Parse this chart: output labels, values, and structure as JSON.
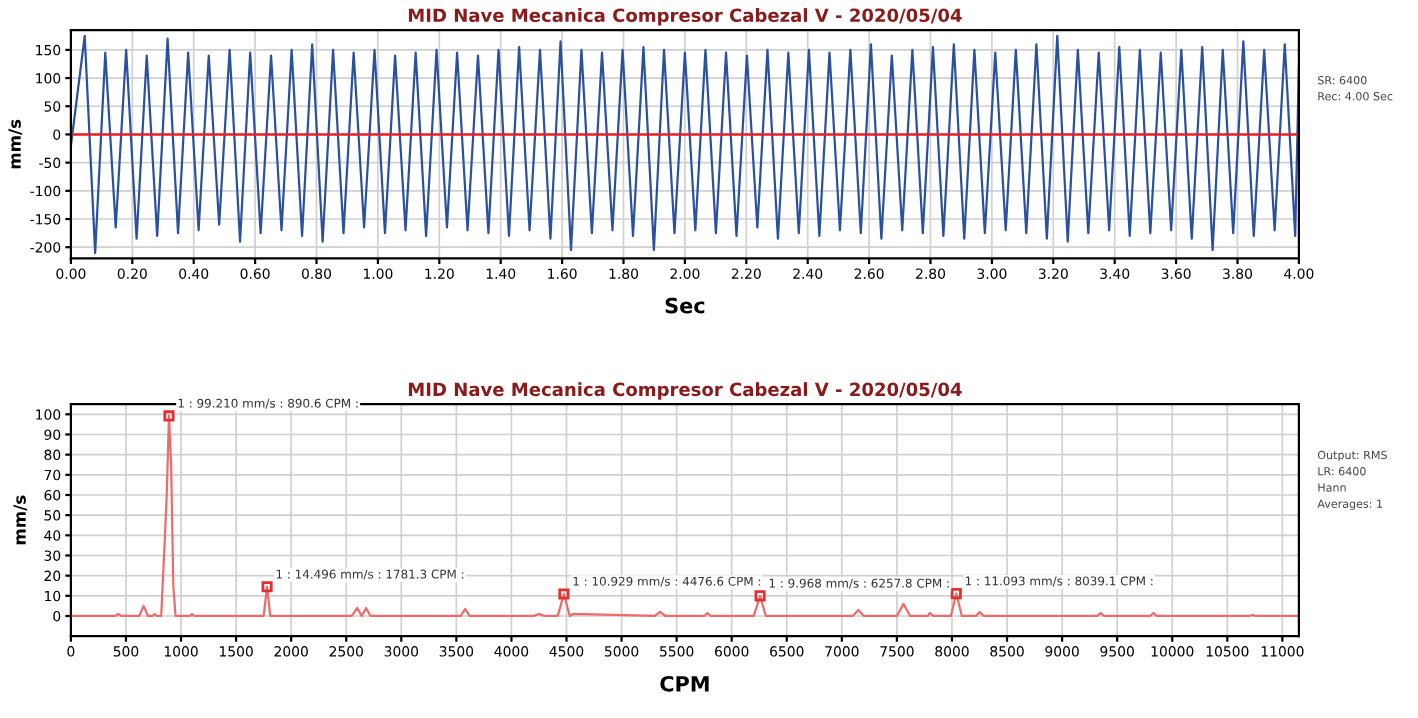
{
  "chart_data": [
    {
      "type": "line",
      "title": "MID Nave Mecanica Compresor Cabezal V - 2020/05/04",
      "xlabel": "Sec",
      "ylabel": "mm/s",
      "xlim": [
        0,
        4
      ],
      "xticks": [
        {
          "value": 0,
          "label": "0.00"
        },
        {
          "value": 0.2,
          "label": "0.20"
        },
        {
          "value": 0.4,
          "label": "0.40"
        },
        {
          "value": 0.6,
          "label": "0.60"
        },
        {
          "value": 0.8,
          "label": "0.80"
        },
        {
          "value": 1,
          "label": "1.00"
        },
        {
          "value": 1.2,
          "label": "1.20"
        },
        {
          "value": 1.4,
          "label": "1.40"
        },
        {
          "value": 1.6,
          "label": "1.60"
        },
        {
          "value": 1.8,
          "label": "1.80"
        },
        {
          "value": 2,
          "label": "2.00"
        },
        {
          "value": 2.2,
          "label": "2.20"
        },
        {
          "value": 2.4,
          "label": "2.40"
        },
        {
          "value": 2.6,
          "label": "2.60"
        },
        {
          "value": 2.8,
          "label": "2.80"
        },
        {
          "value": 3,
          "label": "3.00"
        },
        {
          "value": 3.2,
          "label": "3.20"
        },
        {
          "value": 3.4,
          "label": "3.40"
        },
        {
          "value": 3.6,
          "label": "3.60"
        },
        {
          "value": 3.8,
          "label": "3.80"
        },
        {
          "value": 4,
          "label": "4.00"
        }
      ],
      "ylim": [
        -220,
        185
      ],
      "yticks": [
        -200,
        -150,
        -100,
        -50,
        0,
        50,
        100,
        150
      ],
      "grid": true,
      "ref_lines": [
        {
          "axis": "y",
          "value": 0,
          "color": "#e8202a"
        }
      ],
      "annotations": [
        "SR: 6400",
        "Rec: 4.00 Sec"
      ],
      "series": [
        {
          "color": "#2a50a0",
          "x": [
            0,
            0.045,
            0.079,
            0.112,
            0.146,
            0.18,
            0.214,
            0.247,
            0.281,
            0.315,
            0.349,
            0.382,
            0.416,
            0.449,
            0.483,
            0.517,
            0.551,
            0.584,
            0.618,
            0.652,
            0.686,
            0.719,
            0.753,
            0.786,
            0.82,
            0.854,
            0.888,
            0.921,
            0.955,
            0.989,
            1.023,
            1.056,
            1.09,
            1.123,
            1.157,
            1.191,
            1.225,
            1.258,
            1.292,
            1.326,
            1.36,
            1.393,
            1.427,
            1.46,
            1.494,
            1.528,
            1.562,
            1.595,
            1.629,
            1.663,
            1.697,
            1.73,
            1.764,
            1.797,
            1.831,
            1.865,
            1.899,
            1.932,
            1.966,
            2.0,
            2.034,
            2.067,
            2.101,
            2.134,
            2.168,
            2.202,
            2.236,
            2.269,
            2.303,
            2.337,
            2.371,
            2.404,
            2.438,
            2.471,
            2.505,
            2.539,
            2.573,
            2.606,
            2.64,
            2.674,
            2.708,
            2.741,
            2.775,
            2.808,
            2.842,
            2.876,
            2.91,
            2.943,
            2.977,
            3.011,
            3.045,
            3.078,
            3.112,
            3.145,
            3.179,
            3.213,
            3.247,
            3.28,
            3.314,
            3.348,
            3.382,
            3.415,
            3.449,
            3.482,
            3.516,
            3.55,
            3.584,
            3.617,
            3.651,
            3.685,
            3.719,
            3.752,
            3.786,
            3.819,
            3.853,
            3.887,
            3.921,
            3.954,
            3.988,
            4.0
          ],
          "values": [
            -20,
            175,
            -210,
            145,
            -165,
            150,
            -185,
            140,
            -180,
            170,
            -175,
            145,
            -170,
            140,
            -160,
            150,
            -190,
            145,
            -175,
            140,
            -170,
            150,
            -180,
            160,
            -190,
            150,
            -175,
            145,
            -165,
            150,
            -175,
            140,
            -170,
            145,
            -180,
            150,
            -165,
            145,
            -170,
            140,
            -175,
            150,
            -180,
            155,
            -170,
            150,
            -185,
            165,
            -205,
            150,
            -175,
            145,
            -170,
            150,
            -180,
            155,
            -205,
            150,
            -175,
            145,
            -170,
            150,
            -175,
            145,
            -180,
            140,
            -165,
            150,
            -185,
            145,
            -175,
            150,
            -180,
            145,
            -170,
            150,
            -175,
            160,
            -185,
            140,
            -170,
            150,
            -175,
            155,
            -180,
            160,
            -185,
            150,
            -175,
            145,
            -170,
            150,
            -175,
            160,
            -185,
            175,
            -190,
            150,
            -175,
            145,
            -170,
            155,
            -180,
            150,
            -175,
            145,
            -170,
            150,
            -185,
            155,
            -205,
            150,
            -175,
            165,
            -180,
            150,
            -170,
            160,
            -180,
            120
          ]
        }
      ]
    },
    {
      "type": "line",
      "title": "MID Nave Mecanica Compresor Cabezal V - 2020/05/04",
      "xlabel": "CPM",
      "ylabel": "mm/s",
      "xlim": [
        0,
        11150
      ],
      "xticks": [
        0,
        500,
        1000,
        1500,
        2000,
        2500,
        3000,
        3500,
        4000,
        4500,
        5000,
        5500,
        6000,
        6500,
        7000,
        7500,
        8000,
        8500,
        9000,
        9500,
        10000,
        10500,
        11000
      ],
      "ylim": [
        -10,
        105
      ],
      "yticks": [
        0,
        10,
        20,
        30,
        40,
        50,
        60,
        70,
        80,
        90,
        100
      ],
      "grid": true,
      "annotations": [
        {
          "text": "1 : 99.210 mm/s : 890.6 CPM :",
          "x": 890.6,
          "y": 99.21
        },
        {
          "text": "1 : 14.496 mm/s : 1781.3 CPM :",
          "x": 1781.3,
          "y": 14.496
        },
        {
          "text": "1 : 10.929 mm/s : 4476.6 CPM :",
          "x": 4476.6,
          "y": 10.929
        },
        {
          "text": "1 : 9.968 mm/s : 6257.8 CPM :",
          "x": 6257.8,
          "y": 9.968
        },
        {
          "text": "1 : 11.093 mm/s : 8039.1 CPM :",
          "x": 8039.1,
          "y": 11.093
        },
        "Output: RMS",
        "LR: 6400",
        "Hann",
        "Averages: 1"
      ],
      "series": [
        {
          "color": "#f06a6a",
          "x": [
            0,
            400,
            430,
            460,
            620,
            660,
            700,
            740,
            760,
            780,
            820,
            850,
            870,
            890.6,
            910,
            930,
            950,
            980,
            1080,
            1100,
            1120,
            1700,
            1750,
            1781.3,
            1810,
            1850,
            2550,
            2600,
            2640,
            2680,
            2720,
            3540,
            3580,
            3620,
            4200,
            4250,
            4300,
            4420,
            4476.6,
            4530,
            4560,
            5300,
            5350,
            5400,
            5750,
            5780,
            5810,
            6200,
            6257.8,
            6310,
            7100,
            7150,
            7200,
            7500,
            7560,
            7620,
            7780,
            7800,
            7830,
            7990,
            8039.1,
            8090,
            8220,
            8250,
            8290,
            9320,
            9350,
            9380,
            9800,
            9830,
            9860,
            10700,
            10730,
            10760,
            11150
          ],
          "values": [
            0,
            0,
            1,
            0,
            0,
            5,
            0,
            0,
            1,
            0,
            0,
            35,
            60,
            99.21,
            75,
            15,
            0,
            0,
            0,
            1,
            0,
            0,
            0,
            14.496,
            0,
            0,
            0,
            4,
            0,
            4,
            0,
            0,
            3.5,
            0,
            0,
            1,
            0,
            0,
            10.929,
            0,
            1,
            0,
            2,
            0,
            0,
            1.5,
            0,
            0,
            9.968,
            0,
            0,
            3,
            0,
            0,
            6,
            0,
            0,
            1.5,
            0,
            0,
            11.093,
            0,
            0,
            2,
            0,
            0,
            1.5,
            0,
            0,
            1.5,
            0,
            0,
            0.5,
            0,
            0
          ]
        }
      ]
    }
  ]
}
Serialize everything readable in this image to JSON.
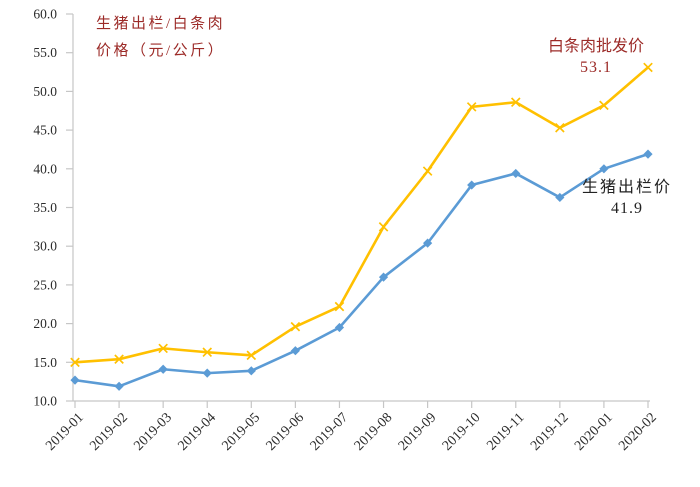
{
  "page": {
    "background": "#FFFFFF"
  },
  "title": {
    "line1": "生猪出栏/白条肉",
    "line2": "价格（元/公斤）",
    "color": "#9C2B28"
  },
  "chart_data": {
    "type": "line",
    "title": "生猪出栏/白条肉价格（元/公斤）",
    "categories": [
      "2019-01",
      "2019-02",
      "2019-03",
      "2019-04",
      "2019-05",
      "2019-06",
      "2019-07",
      "2019-08",
      "2019-09",
      "2019-10",
      "2019-11",
      "2019-12",
      "2020-01",
      "2020-02"
    ],
    "series": [
      {
        "name": "白条肉批发价",
        "color": "#FFC000",
        "marker": "x",
        "values": [
          15.0,
          15.4,
          16.8,
          16.3,
          15.9,
          19.6,
          22.2,
          32.5,
          39.7,
          48.0,
          48.6,
          45.3,
          48.2,
          53.1
        ]
      },
      {
        "name": "生猪出栏价",
        "color": "#5B9BD5",
        "marker": "diamond",
        "values": [
          12.7,
          11.9,
          14.1,
          13.6,
          13.9,
          16.5,
          19.5,
          26.0,
          30.4,
          37.9,
          39.4,
          36.3,
          40.0,
          41.9
        ]
      }
    ],
    "xlabel": "",
    "ylabel": "价格（元/公斤）",
    "ylim": [
      10.0,
      60.0
    ],
    "ytick_step": 5,
    "ytick_decimals": 1,
    "grid": false,
    "legend_position": "inline-annotations",
    "x_label_rotation": -45,
    "axis_color": "#C6C6C6",
    "tick_label_color": "#2B2B2B"
  },
  "annotations": [
    {
      "label": "白条肉批发价",
      "value": "53.1",
      "color": "#9C2B28"
    },
    {
      "label": "生猪出栏价",
      "value": "41.9",
      "color": "#222222"
    }
  ]
}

**Task details:** In the records, locate each line holding the string "JSON" and copy it.

**Written answer:**
Parse this chart: output labels, values, and structure as JSON.
Serialize everything readable in this image to JSON.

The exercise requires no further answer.